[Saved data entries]
※
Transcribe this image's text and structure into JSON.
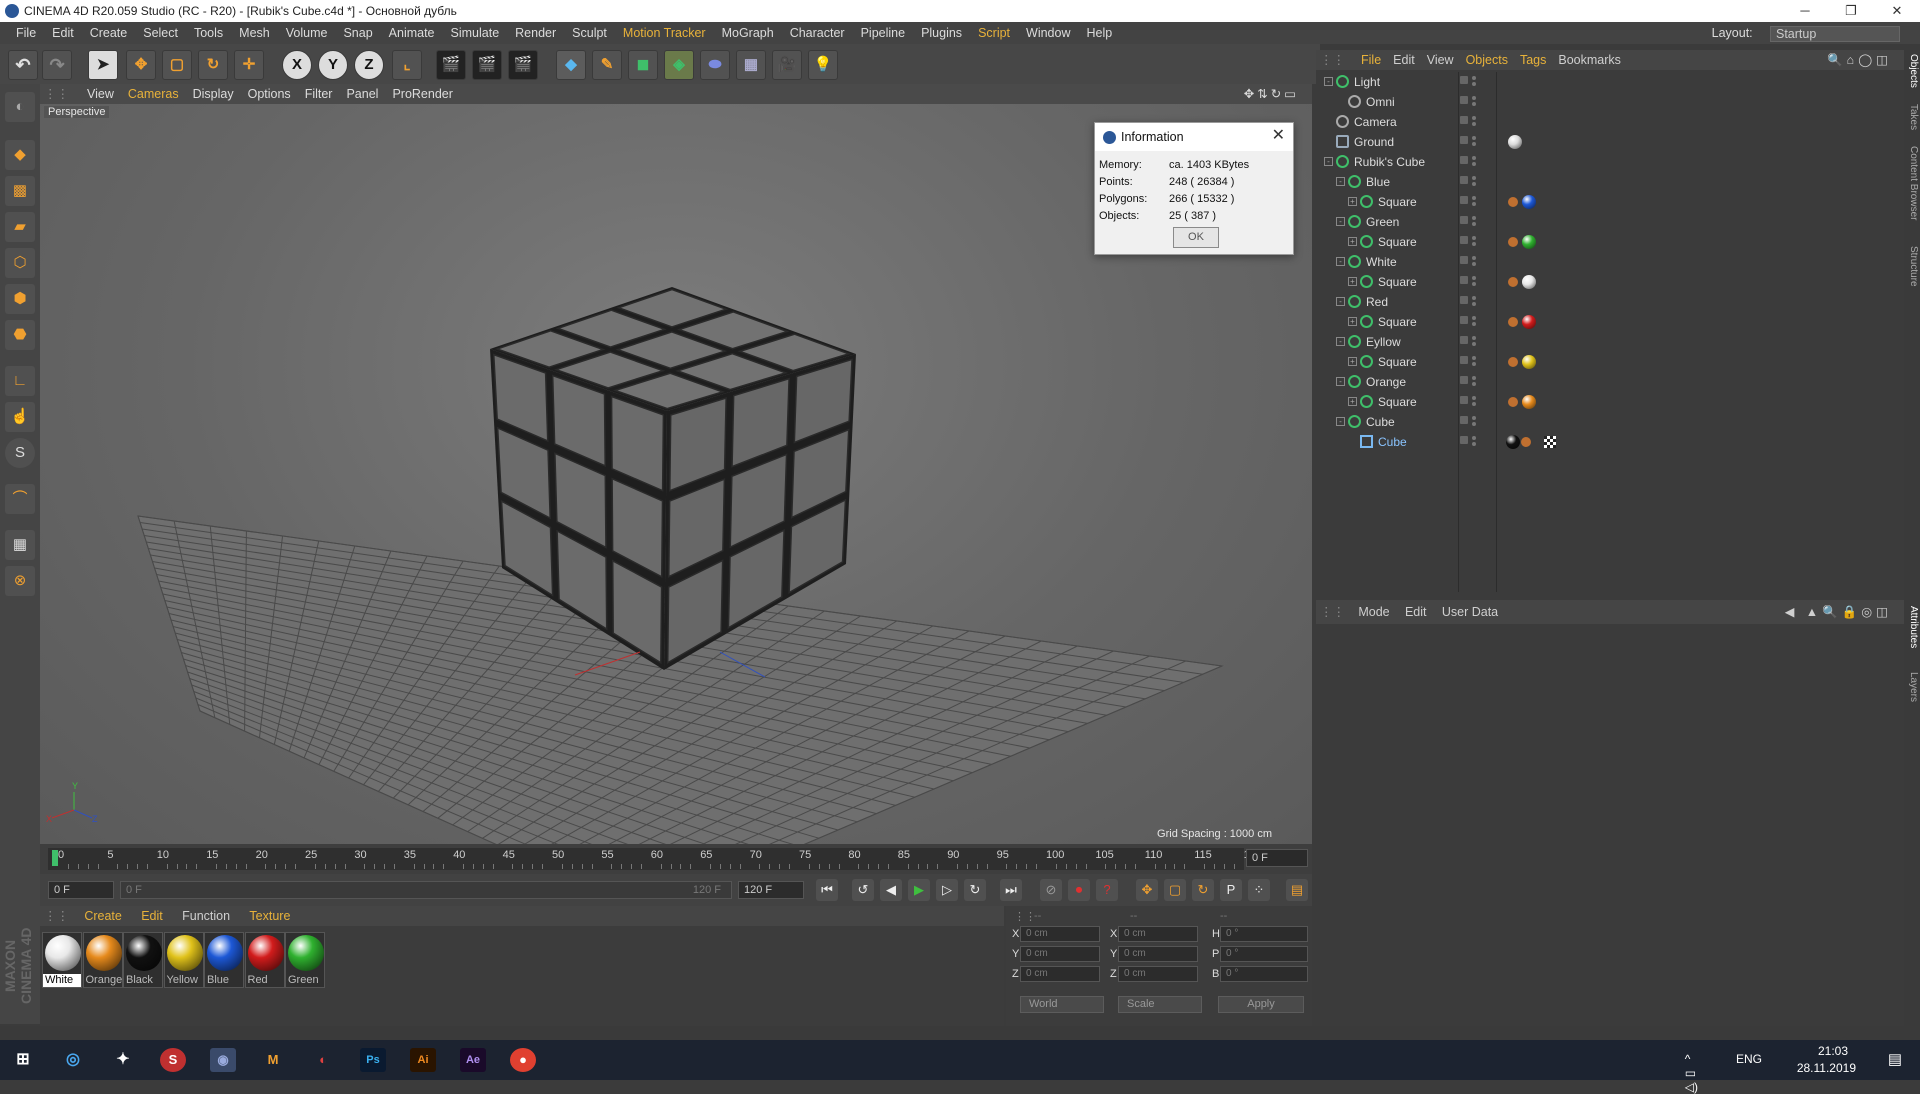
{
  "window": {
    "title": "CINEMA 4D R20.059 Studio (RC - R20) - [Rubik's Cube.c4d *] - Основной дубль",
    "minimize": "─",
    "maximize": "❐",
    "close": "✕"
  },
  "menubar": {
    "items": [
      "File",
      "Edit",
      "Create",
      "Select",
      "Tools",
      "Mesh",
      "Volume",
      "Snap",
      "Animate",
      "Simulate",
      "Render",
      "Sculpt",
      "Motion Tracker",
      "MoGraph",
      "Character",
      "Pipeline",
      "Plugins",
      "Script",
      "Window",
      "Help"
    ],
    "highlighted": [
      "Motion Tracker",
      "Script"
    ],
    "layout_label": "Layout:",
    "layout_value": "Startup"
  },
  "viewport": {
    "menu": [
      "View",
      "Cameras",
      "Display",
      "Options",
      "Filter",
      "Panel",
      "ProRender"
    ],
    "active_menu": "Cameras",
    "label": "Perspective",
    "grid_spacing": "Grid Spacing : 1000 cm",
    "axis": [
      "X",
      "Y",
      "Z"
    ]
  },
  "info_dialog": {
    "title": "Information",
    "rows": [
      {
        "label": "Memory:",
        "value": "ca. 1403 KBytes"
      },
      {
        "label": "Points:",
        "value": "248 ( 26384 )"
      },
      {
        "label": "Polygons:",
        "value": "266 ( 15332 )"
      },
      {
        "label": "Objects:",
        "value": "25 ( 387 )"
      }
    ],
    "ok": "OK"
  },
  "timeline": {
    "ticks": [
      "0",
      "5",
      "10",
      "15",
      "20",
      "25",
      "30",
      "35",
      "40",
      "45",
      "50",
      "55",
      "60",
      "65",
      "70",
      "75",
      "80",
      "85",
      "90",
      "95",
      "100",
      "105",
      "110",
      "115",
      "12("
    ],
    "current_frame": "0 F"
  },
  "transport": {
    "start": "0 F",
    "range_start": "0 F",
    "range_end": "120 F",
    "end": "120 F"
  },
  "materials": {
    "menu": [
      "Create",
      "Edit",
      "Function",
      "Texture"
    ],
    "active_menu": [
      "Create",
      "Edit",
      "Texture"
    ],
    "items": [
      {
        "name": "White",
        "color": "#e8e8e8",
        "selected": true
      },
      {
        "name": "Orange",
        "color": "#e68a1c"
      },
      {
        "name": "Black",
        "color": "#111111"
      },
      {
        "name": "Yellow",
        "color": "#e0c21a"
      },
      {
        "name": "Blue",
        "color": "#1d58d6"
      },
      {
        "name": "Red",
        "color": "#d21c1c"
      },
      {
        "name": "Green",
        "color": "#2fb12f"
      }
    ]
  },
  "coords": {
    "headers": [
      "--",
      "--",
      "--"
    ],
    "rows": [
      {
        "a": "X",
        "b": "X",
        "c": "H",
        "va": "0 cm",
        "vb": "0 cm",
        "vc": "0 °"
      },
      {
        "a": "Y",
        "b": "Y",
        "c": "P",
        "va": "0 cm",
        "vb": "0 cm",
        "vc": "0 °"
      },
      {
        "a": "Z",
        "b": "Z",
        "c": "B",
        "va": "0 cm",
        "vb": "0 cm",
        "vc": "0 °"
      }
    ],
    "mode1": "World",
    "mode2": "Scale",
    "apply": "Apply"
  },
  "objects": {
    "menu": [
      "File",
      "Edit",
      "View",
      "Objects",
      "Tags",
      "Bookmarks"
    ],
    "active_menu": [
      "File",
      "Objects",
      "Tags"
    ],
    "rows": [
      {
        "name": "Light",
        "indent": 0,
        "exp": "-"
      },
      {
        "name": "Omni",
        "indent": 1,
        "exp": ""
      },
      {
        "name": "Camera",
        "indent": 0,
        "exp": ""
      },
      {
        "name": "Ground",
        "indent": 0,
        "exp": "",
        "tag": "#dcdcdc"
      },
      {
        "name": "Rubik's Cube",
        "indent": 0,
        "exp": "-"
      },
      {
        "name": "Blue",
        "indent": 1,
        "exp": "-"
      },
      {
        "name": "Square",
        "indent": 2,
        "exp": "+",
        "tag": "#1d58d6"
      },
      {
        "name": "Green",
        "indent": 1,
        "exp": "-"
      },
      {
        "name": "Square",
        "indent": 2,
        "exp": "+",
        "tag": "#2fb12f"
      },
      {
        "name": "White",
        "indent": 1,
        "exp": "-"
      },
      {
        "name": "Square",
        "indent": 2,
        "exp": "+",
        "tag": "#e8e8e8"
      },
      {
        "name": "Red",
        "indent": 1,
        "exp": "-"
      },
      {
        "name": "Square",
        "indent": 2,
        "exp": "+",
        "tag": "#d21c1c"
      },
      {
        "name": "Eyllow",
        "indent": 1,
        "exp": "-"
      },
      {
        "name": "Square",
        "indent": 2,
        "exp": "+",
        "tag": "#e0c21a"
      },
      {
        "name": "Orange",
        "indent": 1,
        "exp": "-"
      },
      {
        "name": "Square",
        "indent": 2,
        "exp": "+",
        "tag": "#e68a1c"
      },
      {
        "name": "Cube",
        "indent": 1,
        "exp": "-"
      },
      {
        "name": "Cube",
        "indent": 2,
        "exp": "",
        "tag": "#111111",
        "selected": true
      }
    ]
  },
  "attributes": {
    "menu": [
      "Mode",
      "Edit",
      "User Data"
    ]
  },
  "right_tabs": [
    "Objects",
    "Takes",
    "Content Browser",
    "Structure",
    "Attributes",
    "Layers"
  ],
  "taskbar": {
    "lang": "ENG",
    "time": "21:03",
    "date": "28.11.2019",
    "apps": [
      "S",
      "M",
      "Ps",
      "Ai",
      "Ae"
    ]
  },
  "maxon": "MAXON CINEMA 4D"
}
※
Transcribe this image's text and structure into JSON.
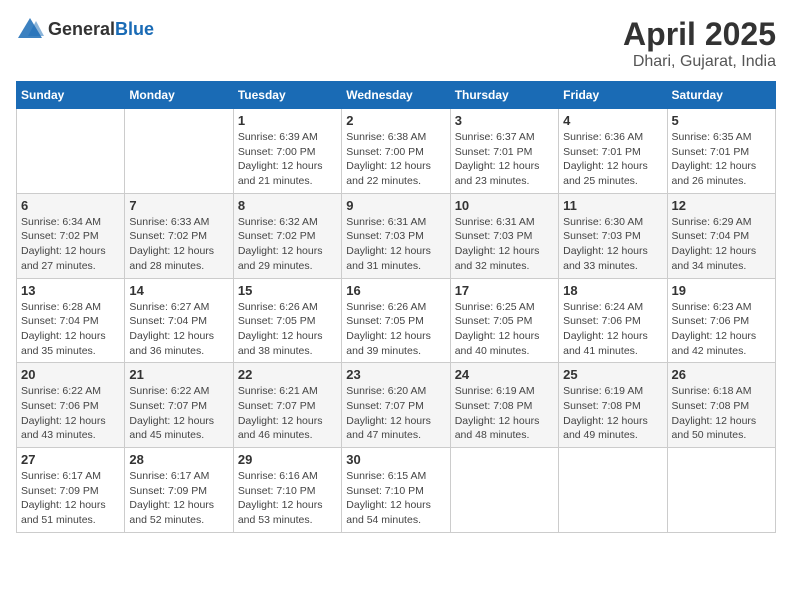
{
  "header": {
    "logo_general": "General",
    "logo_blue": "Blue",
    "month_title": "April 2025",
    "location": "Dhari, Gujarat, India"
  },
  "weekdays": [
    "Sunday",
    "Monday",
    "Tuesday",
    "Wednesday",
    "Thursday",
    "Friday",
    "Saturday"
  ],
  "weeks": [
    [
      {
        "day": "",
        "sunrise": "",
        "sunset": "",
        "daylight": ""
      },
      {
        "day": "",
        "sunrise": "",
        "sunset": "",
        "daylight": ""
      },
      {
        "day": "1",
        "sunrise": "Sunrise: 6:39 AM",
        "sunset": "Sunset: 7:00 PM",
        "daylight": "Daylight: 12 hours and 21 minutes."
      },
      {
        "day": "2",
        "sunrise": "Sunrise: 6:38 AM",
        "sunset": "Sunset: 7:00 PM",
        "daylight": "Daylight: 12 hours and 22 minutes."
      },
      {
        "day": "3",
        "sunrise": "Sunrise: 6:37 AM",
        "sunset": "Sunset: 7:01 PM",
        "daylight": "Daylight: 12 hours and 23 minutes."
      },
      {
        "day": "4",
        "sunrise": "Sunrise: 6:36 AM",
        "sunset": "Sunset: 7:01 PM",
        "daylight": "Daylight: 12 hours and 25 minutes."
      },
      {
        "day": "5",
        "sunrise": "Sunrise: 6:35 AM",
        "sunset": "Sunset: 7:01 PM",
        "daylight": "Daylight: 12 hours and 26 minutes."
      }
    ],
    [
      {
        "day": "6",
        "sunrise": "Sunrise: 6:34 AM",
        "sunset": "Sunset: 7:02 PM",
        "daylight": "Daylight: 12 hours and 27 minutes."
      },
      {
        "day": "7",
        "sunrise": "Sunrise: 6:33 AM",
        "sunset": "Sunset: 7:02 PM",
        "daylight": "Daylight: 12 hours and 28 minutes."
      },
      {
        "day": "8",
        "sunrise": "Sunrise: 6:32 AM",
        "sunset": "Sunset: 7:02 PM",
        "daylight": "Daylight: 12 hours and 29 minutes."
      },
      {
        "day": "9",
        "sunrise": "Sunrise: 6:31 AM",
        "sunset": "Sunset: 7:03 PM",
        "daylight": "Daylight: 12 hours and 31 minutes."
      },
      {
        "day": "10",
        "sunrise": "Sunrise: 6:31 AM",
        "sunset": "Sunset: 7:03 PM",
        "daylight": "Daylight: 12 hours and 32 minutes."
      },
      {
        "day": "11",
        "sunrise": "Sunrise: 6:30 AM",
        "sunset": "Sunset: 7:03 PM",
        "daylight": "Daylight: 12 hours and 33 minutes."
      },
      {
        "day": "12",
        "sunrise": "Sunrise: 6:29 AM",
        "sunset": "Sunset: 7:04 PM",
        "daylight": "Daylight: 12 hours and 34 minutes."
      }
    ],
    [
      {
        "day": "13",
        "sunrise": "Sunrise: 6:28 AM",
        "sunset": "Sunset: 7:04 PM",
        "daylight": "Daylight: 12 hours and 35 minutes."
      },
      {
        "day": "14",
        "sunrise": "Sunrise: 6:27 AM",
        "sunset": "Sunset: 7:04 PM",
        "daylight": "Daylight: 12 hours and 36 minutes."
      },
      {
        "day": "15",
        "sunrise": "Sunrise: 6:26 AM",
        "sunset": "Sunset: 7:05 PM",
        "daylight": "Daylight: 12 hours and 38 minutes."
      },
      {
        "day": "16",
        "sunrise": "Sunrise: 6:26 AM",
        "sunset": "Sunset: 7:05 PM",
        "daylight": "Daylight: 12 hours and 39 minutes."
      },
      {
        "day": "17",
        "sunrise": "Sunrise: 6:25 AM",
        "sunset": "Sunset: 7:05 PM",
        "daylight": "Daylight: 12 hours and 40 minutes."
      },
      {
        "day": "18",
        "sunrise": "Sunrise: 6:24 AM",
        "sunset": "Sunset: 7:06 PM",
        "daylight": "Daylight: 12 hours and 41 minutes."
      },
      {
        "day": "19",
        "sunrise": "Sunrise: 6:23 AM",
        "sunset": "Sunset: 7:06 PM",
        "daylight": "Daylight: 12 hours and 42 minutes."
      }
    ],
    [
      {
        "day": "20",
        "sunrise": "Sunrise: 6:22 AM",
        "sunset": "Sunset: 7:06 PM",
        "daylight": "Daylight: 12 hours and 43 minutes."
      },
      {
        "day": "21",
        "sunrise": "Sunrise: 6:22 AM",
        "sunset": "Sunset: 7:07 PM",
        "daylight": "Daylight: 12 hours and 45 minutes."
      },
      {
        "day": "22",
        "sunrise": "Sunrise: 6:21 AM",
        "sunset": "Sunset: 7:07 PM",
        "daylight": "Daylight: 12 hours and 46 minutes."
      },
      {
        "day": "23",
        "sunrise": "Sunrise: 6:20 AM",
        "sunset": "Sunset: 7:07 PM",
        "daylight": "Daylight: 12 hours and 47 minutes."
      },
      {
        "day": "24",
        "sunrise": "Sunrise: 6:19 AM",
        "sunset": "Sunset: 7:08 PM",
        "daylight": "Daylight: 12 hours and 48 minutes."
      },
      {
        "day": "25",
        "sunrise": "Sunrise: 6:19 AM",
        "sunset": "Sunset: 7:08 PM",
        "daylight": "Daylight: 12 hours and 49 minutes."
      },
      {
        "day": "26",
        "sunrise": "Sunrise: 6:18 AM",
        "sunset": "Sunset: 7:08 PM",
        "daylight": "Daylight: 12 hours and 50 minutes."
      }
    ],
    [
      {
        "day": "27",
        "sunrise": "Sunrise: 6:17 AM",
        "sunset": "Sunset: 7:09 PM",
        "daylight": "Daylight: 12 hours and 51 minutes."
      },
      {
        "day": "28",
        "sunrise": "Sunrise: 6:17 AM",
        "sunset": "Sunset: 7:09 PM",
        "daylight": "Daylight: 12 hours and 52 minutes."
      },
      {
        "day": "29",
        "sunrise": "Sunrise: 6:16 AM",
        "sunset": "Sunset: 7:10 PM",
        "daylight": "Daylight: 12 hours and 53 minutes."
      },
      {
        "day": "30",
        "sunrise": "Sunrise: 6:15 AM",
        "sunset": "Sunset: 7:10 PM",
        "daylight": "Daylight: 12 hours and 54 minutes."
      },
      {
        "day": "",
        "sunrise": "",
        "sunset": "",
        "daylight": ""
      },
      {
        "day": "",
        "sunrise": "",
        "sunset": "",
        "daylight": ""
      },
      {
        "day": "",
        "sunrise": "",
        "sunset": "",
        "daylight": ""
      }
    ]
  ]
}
※
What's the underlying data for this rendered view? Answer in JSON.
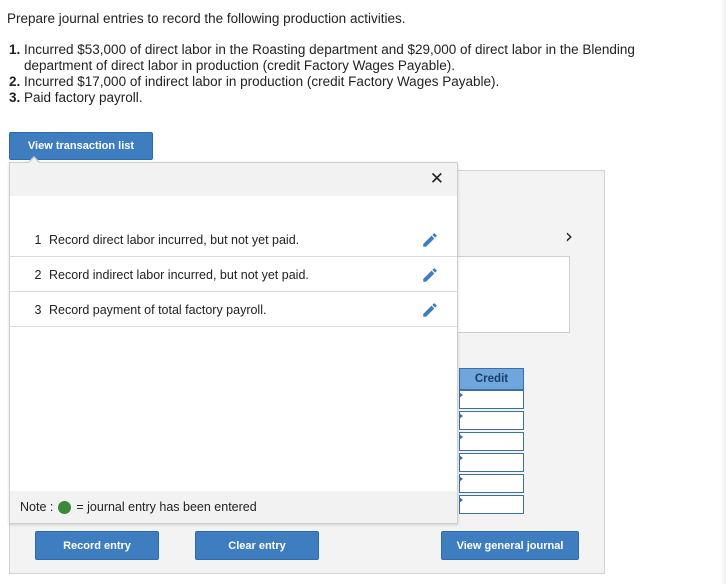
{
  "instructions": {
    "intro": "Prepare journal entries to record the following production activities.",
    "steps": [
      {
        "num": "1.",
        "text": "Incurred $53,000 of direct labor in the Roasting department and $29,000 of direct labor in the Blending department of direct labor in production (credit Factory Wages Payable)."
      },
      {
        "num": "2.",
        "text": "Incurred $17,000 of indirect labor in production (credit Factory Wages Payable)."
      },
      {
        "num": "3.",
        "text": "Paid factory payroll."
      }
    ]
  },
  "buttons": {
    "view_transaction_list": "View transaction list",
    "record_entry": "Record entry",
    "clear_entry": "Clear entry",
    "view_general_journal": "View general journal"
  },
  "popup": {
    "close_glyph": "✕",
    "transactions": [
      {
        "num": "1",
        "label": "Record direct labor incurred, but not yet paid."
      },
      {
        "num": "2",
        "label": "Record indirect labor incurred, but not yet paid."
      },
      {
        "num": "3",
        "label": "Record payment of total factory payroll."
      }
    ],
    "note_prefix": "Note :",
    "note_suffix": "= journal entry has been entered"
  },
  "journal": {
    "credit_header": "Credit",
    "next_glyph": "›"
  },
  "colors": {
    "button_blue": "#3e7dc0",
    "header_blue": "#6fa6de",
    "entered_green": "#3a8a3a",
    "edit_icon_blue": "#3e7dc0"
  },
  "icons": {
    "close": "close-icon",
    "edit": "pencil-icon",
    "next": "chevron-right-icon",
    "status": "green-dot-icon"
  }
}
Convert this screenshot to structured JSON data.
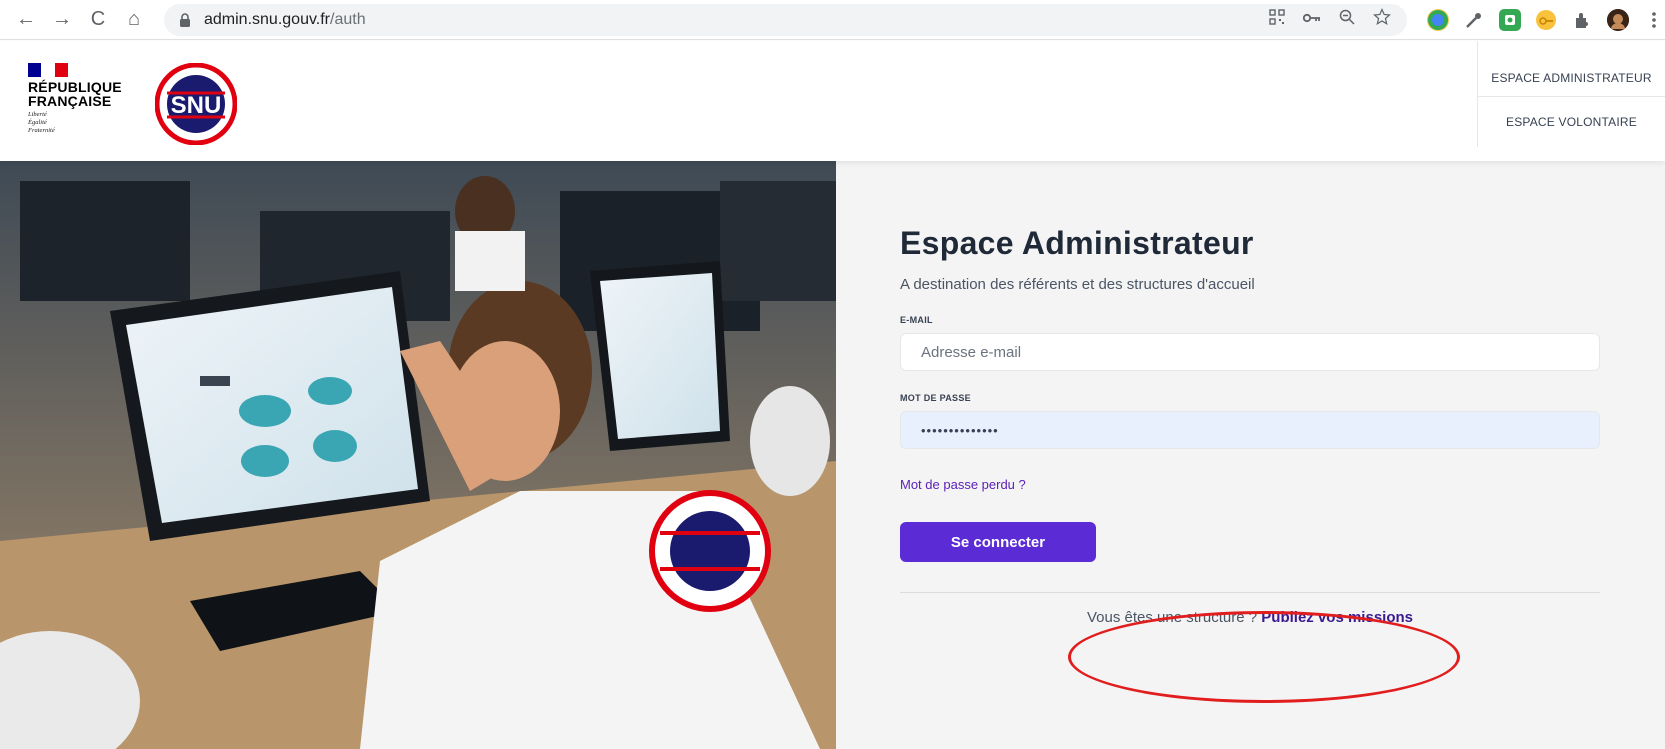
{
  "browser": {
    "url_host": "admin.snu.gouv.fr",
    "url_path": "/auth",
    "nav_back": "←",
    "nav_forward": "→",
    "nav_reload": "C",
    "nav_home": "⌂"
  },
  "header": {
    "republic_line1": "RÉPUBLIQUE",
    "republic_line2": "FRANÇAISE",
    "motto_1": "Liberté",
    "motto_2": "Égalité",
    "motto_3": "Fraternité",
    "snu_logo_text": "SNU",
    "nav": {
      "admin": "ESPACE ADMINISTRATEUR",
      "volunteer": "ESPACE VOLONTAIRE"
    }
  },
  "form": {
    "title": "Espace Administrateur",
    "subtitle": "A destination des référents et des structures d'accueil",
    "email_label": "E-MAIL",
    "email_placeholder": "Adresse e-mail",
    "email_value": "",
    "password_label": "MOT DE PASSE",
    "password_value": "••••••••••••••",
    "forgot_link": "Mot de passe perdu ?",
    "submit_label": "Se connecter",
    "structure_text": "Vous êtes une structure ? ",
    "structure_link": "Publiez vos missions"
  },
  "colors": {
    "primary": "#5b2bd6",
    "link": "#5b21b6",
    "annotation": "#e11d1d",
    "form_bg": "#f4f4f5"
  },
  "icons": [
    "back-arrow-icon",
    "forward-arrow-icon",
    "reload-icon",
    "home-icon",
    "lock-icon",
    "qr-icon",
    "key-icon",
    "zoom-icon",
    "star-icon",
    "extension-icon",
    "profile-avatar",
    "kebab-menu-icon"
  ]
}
※
* [Directive] Select and copy every line of the material that holds the string "CINEMA".

* [Worked solution]
    "title": "CINEMA 4D R20.059 Studio (RC - R20) - [Rubik's Cube.c4d *] - Основной дубль",
  "maxon": "MAXON CINEMA 4D"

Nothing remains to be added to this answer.